--- begin The records ---

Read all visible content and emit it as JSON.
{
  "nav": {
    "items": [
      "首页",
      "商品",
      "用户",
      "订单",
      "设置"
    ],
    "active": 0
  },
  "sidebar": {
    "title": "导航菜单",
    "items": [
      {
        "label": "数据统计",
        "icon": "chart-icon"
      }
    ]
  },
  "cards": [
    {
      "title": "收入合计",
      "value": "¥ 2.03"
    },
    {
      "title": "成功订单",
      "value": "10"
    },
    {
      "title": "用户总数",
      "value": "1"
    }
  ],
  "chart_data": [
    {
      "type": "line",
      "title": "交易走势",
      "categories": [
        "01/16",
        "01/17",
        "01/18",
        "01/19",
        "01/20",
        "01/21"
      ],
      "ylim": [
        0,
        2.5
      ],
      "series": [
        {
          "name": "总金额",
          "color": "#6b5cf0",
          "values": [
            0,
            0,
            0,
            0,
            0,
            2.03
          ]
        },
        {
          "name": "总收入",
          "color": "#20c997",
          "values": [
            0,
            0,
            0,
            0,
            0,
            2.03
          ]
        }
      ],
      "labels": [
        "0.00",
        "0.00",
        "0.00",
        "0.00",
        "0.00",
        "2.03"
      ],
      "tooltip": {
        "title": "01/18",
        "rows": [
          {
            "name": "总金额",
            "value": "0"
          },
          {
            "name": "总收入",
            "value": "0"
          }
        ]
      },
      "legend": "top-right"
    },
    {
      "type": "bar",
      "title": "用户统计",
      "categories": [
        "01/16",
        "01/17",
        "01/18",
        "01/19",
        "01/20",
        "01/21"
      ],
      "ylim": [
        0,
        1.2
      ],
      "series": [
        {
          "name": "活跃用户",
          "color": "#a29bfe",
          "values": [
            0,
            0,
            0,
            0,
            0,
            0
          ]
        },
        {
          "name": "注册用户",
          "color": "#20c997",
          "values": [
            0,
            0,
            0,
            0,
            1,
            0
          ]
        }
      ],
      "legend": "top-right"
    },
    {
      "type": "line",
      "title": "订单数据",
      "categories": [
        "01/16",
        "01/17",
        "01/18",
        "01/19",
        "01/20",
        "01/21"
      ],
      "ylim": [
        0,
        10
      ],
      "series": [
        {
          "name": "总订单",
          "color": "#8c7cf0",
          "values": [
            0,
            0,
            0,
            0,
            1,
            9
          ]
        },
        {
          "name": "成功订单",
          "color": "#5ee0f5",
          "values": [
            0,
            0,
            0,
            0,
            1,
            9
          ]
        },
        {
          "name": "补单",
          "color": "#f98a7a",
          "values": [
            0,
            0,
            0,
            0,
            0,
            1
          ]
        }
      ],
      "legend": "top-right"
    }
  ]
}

--- end The records ---

_Task to carry out_: Determine how many lines in the data above contain the string "color". Give nothing except the number.

_Response below_: 7